━━━━━ Information supplied ━━━━━

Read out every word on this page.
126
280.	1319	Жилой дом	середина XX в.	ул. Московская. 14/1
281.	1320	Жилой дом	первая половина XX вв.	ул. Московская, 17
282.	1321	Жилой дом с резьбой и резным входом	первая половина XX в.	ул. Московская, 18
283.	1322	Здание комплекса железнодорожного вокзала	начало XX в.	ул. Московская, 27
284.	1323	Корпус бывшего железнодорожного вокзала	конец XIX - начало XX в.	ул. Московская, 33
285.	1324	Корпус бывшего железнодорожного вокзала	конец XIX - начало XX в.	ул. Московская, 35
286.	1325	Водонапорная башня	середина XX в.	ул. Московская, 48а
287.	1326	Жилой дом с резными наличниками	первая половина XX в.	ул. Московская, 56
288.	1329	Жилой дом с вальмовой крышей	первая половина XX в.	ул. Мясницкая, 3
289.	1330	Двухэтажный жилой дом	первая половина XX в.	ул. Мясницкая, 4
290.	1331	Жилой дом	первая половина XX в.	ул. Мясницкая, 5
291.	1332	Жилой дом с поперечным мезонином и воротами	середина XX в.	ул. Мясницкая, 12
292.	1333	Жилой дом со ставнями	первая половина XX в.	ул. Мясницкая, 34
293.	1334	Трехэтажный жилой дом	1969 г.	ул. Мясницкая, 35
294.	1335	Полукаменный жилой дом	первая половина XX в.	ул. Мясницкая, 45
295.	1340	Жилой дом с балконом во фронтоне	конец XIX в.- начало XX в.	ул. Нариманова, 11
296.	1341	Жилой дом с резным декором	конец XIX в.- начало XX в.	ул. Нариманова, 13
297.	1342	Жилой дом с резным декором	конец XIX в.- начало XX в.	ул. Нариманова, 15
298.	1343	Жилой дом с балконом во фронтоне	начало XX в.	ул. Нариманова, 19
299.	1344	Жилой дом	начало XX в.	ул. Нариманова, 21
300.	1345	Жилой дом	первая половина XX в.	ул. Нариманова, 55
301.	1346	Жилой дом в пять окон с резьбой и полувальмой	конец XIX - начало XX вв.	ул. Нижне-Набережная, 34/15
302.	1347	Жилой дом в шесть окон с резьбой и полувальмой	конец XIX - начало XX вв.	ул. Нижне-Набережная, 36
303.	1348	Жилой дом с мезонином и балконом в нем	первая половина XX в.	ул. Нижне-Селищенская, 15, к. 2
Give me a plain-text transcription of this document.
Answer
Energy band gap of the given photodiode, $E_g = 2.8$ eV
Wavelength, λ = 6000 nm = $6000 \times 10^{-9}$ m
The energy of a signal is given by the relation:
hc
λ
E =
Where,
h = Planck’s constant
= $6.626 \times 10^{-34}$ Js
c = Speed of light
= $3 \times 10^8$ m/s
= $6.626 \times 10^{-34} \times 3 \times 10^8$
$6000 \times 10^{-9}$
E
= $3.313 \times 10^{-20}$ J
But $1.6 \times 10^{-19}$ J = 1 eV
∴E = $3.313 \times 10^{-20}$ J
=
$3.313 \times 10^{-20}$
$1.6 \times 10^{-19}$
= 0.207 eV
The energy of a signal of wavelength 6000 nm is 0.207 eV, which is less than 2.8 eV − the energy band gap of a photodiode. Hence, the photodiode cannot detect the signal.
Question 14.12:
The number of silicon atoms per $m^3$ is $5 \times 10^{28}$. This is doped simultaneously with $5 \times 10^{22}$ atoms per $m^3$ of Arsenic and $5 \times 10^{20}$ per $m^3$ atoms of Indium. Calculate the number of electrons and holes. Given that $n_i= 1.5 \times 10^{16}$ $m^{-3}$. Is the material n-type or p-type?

━━━━━

*Set exercise:*
Restate each record word for word.

*Worked solution:*
Read out every word on this page.
126
280.	1319	Жилой дом	середина XX в.	ул. Московская. 14/1
281.	1320	Жилой дом	первая половина XX вв.	ул. Московская, 17
282.	1321	Жилой дом с резьбой и резным входом	первая половина XX в.	ул. Московская, 18
283.	1322	Здание комплекса железнодорожного вокзала	начало XX в.	ул. Московская, 27
284.	1323	Корпус бывшего железнодорожного вокзала	конец XIX - начало XX в.	ул. Московская, 33
285.	1324	Корпус бывшего железнодорожного вокзала	конец XIX - начало XX в.	ул. Московская, 35
286.	1325	Водонапорная башня	середина XX в.	ул. Московская, 48а
287.	1326	Жилой дом с резными наличниками	первая половина XX в.	ул. Московская, 56
288.	1329	Жилой дом с вальмовой крышей	первая половина XX в.	ул. Мясницкая, 3
289.	1330	Двухэтажный жилой дом	первая половина XX в.	ул. Мясницкая, 4
290.	1331	Жилой дом	первая половина XX в.	ул. Мясницкая, 5
291.	1332	Жилой дом с поперечным мезонином и воротами	середина XX в.	ул. Мясницкая, 12
292.	1333	Жилой дом со ставнями	первая половина XX в.	ул. Мясницкая, 34
293.	1334	Трехэтажный жилой дом	1969 г.	ул. Мясницкая, 35
294.	1335	Полукаменный жилой дом	первая половина XX в.	ул. Мясницкая, 45
295.	1340	Жилой дом с балконом во фронтоне	конец XIX в.- начало XX в.	ул. Нариманова, 11
296.	1341	Жилой дом с резным декором	конец XIX в.- начало XX в.	ул. Нариманова, 13
297.	1342	Жилой дом с резным декором	конец XIX в.- начало XX в.	ул. Нариманова, 15
298.	1343	Жилой дом с балконом во фронтоне	начало XX в.	ул. Нариманова, 19
299.	1344	Жилой дом	начало XX в.	ул. Нариманова, 21
300.	1345	Жилой дом	первая половина XX в.	ул. Нариманова, 55
301.	1346	Жилой дом в пять окон с резьбой и полувальмой	конец XIX - начало XX вв.	ул. Нижне-Набережная, 34/15
302.	1347	Жилой дом в шесть окон с резьбой и полувальмой	конец XIX - начало XX вв.	ул. Нижне-Набережная, 36
303.	1348	Жилой дом с мезонином и балконом в нем	первая половина XX в.	ул. Нижне-Селищенская, 15, к. 2
Give me a plain-text transcription of this document.
Answer
Energy band gap of the given photodiode, $E_g = 2.8$ eV
Wavelength, λ = 6000 nm = $6000 \times 10^{-9}$ m
The energy of a signal is given by the relation:
hc
λ
E =
Where,
h = Planck’s constant
= $6.626 \times 10^{-34}$ Js
c = Speed of light
= $3 \times 10^8$ m/s
= $6.626 \times 10^{-34} \times 3 \times 10^8$
$6000 \times 10^{-9}$
E
= $3.313 \times 10^{-20}$ J
But $1.6 \times 10^{-19}$ J = 1 eV
∴E = $3.313 \times 10^{-20}$ J
=
$3.313 \times 10^{-20}$
$1.6 \times 10^{-19}$
= 0.207 eV
The energy of a signal of wavelength 6000 nm is 0.207 eV, which is less than 2.8 eV − the energy band gap of a photodiode. Hence, the photodiode cannot detect the signal.
Question 14.12:
The number of silicon atoms per $m^3$ is $5 \times 10^{28}$. This is doped simultaneously with $5 \times 10^{22}$ atoms per $m^3$ of Arsenic and $5 \times 10^{20}$ per $m^3$ atoms of Indium. Calculate the number of electrons and holes. Given that $n_i= 1.5 \times 10^{16}$ $m^{-3}$. Is the material n-type or p-type?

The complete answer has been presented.